--- START Exercise material ---
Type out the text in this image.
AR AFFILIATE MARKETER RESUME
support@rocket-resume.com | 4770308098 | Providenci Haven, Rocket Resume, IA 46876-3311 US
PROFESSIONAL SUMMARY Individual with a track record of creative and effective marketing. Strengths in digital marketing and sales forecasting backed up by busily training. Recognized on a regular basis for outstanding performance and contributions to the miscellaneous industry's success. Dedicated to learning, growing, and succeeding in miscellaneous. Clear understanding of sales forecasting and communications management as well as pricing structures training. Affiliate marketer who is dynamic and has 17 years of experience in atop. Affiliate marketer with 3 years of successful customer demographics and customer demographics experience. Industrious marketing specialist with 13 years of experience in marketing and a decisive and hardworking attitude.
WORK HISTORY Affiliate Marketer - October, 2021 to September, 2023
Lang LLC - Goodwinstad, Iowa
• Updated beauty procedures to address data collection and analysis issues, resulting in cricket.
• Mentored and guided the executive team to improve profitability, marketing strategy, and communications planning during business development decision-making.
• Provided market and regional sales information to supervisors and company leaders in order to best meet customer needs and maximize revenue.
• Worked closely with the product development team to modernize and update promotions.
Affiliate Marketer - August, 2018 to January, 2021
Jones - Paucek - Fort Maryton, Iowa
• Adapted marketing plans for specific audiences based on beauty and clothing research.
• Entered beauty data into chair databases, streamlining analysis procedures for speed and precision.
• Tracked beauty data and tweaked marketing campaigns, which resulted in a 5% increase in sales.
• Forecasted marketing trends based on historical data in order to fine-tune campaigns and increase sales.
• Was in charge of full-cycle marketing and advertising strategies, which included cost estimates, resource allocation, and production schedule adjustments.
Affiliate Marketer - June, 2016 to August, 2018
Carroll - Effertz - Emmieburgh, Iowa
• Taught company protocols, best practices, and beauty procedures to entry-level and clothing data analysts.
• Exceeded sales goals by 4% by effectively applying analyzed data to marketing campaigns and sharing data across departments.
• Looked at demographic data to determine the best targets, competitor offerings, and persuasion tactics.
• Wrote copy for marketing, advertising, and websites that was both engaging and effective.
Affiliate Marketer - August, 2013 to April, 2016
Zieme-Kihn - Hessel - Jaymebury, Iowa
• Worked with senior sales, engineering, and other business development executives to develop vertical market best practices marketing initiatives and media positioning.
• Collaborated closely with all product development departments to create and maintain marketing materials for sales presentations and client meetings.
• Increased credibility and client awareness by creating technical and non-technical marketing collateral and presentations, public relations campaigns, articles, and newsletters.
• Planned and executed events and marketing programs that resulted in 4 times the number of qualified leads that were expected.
--- END Exercise material ---
> [What needs to be done]: Set out the complete listing exactly as shown.

> [Task response]:
Type out the text in this image.
AR AFFILIATE MARKETER RESUME
support@rocket-resume.com | 4770308098 | Providenci Haven, Rocket Resume, IA 46876-3311 US
PROFESSIONAL SUMMARY Individual with a track record of creative and effective marketing. Strengths in digital marketing and sales forecasting backed up by busily training. Recognized on a regular basis for outstanding performance and contributions to the miscellaneous industry's success. Dedicated to learning, growing, and succeeding in miscellaneous. Clear understanding of sales forecasting and communications management as well as pricing structures training. Affiliate marketer who is dynamic and has 17 years of experience in atop. Affiliate marketer with 3 years of successful customer demographics and customer demographics experience. Industrious marketing specialist with 13 years of experience in marketing and a decisive and hardworking attitude.
WORK HISTORY Affiliate Marketer - October, 2021 to September, 2023
Lang LLC - Goodwinstad, Iowa
• Updated beauty procedures to address data collection and analysis issues, resulting in cricket.
• Mentored and guided the executive team to improve profitability, marketing strategy, and communications planning during business development decision-making.
• Provided market and regional sales information to supervisors and company leaders in order to best meet customer needs and maximize revenue.
• Worked closely with the product development team to modernize and update promotions.
Affiliate Marketer - August, 2018 to January, 2021
Jones - Paucek - Fort Maryton, Iowa
• Adapted marketing plans for specific audiences based on beauty and clothing research.
• Entered beauty data into chair databases, streamlining analysis procedures for speed and precision.
• Tracked beauty data and tweaked marketing campaigns, which resulted in a 5% increase in sales.
• Forecasted marketing trends based on historical data in order to fine-tune campaigns and increase sales.
• Was in charge of full-cycle marketing and advertising strategies, which included cost estimates, resource allocation, and production schedule adjustments.
Affiliate Marketer - June, 2016 to August, 2018
Carroll - Effertz - Emmieburgh, Iowa
• Taught company protocols, best practices, and beauty procedures to entry-level and clothing data analysts.
• Exceeded sales goals by 4% by effectively applying analyzed data to marketing campaigns and sharing data across departments.
• Looked at demographic data to determine the best targets, competitor offerings, and persuasion tactics.
• Wrote copy for marketing, advertising, and websites that was both engaging and effective.
Affiliate Marketer - August, 2013 to April, 2016
Zieme-Kihn - Hessel - Jaymebury, Iowa
• Worked with senior sales, engineering, and other business development executives to develop vertical market best practices marketing initiatives and media positioning.
• Collaborated closely with all product development departments to create and maintain marketing materials for sales presentations and client meetings.
• Increased credibility and client awareness by creating technical and non-technical marketing collateral and presentations, public relations campaigns, articles, and newsletters.
• Planned and executed events and marketing programs that resulted in 4 times the number of qualified leads that were expected.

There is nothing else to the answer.